(Rows from a dataset)

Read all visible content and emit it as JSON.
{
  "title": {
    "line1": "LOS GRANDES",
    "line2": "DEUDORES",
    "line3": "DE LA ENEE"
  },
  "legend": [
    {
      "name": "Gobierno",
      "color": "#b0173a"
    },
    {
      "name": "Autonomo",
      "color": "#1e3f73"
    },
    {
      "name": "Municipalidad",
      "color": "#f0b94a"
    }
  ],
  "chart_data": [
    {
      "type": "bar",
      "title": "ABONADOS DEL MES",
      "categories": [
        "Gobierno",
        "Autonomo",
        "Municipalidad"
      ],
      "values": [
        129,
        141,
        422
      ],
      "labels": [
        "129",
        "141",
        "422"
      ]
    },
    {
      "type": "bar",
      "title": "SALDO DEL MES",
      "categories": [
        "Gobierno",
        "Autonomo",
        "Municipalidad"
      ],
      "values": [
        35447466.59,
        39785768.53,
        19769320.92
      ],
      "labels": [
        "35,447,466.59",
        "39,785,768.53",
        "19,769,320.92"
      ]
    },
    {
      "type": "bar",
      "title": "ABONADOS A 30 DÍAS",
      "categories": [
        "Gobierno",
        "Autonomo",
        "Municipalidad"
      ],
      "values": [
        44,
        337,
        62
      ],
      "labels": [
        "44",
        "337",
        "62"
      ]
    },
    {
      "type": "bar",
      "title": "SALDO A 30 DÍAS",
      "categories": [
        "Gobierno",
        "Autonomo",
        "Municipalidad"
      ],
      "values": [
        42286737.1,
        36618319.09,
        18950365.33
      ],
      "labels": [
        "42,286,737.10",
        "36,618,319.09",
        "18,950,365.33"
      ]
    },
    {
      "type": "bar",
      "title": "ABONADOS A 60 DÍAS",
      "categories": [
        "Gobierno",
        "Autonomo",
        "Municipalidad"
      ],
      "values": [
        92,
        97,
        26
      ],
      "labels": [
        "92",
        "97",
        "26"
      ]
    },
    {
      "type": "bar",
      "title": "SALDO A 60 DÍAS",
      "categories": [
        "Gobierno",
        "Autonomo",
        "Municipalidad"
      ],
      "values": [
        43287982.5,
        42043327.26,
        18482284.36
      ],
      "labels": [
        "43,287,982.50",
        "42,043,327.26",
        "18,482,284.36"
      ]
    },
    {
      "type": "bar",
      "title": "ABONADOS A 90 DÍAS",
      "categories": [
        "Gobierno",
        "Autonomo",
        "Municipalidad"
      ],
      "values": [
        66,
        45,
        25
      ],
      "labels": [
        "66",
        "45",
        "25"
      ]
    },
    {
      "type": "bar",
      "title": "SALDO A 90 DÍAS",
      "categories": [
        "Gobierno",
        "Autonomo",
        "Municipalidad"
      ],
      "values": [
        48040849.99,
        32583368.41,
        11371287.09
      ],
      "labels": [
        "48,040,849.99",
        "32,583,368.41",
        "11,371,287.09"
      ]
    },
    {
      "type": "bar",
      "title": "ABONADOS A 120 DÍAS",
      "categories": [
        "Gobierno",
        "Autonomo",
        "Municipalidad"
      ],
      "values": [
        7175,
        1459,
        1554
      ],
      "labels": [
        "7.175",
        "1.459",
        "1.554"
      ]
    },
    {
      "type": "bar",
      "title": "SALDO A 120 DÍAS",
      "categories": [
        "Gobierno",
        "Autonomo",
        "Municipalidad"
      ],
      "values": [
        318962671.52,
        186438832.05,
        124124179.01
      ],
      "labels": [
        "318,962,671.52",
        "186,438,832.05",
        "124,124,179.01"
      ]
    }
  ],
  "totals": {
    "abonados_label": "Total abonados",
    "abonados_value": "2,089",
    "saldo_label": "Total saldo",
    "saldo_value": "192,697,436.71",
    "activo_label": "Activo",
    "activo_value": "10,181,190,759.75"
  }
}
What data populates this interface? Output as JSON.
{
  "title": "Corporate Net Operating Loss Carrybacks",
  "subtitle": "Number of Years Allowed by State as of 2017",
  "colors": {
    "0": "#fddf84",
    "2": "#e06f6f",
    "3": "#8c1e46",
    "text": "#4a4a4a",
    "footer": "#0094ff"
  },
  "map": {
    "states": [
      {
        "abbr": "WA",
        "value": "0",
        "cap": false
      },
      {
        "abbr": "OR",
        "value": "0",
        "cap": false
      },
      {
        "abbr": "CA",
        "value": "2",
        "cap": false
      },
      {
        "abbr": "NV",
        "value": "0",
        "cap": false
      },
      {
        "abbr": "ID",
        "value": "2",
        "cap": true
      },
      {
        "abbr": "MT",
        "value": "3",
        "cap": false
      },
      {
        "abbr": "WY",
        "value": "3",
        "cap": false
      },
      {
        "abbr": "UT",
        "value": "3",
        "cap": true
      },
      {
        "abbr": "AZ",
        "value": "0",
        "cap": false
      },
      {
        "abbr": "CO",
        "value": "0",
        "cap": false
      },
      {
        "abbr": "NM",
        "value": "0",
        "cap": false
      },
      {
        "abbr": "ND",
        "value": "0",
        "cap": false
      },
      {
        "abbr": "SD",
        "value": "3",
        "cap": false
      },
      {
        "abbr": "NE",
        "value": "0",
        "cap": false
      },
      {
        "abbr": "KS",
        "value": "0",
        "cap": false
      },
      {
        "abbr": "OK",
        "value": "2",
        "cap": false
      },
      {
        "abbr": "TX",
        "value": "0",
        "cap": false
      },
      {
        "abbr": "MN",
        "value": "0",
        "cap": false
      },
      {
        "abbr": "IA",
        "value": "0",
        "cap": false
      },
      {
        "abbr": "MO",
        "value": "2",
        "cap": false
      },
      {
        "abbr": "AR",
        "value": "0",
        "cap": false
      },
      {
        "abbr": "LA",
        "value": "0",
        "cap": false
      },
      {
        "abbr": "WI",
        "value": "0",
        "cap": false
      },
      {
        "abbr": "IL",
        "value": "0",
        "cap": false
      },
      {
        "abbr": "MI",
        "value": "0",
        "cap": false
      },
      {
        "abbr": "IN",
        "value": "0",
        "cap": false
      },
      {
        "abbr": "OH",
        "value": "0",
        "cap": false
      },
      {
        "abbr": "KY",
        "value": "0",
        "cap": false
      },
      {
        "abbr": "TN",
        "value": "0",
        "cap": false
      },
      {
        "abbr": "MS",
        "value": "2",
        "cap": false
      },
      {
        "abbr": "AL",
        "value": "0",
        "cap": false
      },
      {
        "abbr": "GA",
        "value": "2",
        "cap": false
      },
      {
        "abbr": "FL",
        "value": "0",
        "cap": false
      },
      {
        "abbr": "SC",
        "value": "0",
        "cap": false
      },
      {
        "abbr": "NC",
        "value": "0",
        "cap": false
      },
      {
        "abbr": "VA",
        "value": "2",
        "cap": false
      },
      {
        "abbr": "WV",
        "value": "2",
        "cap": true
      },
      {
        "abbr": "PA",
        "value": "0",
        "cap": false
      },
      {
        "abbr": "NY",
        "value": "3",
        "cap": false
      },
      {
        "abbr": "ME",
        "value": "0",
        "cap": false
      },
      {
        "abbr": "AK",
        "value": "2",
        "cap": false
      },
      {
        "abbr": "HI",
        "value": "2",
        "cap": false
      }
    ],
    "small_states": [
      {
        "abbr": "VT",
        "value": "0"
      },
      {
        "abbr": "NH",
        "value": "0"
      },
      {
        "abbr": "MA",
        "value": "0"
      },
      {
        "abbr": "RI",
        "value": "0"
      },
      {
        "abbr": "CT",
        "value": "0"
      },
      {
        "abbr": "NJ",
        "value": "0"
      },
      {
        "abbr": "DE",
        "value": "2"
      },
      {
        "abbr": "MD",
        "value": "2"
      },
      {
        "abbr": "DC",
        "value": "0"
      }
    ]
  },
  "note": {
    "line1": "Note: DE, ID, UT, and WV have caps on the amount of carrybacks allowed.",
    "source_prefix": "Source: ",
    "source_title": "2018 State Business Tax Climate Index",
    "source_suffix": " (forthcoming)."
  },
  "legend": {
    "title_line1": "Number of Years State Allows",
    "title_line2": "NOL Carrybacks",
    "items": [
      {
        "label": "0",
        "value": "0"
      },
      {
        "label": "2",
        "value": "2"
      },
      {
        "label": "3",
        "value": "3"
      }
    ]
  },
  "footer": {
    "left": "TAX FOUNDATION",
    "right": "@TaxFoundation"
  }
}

The exercise:
Collect every line with the string "Number" from the records, and copy each.

Reply to the task:
  "subtitle": "Number of Years Allowed by State as of 2017",
    "title_line1": "Number of Years State Allows",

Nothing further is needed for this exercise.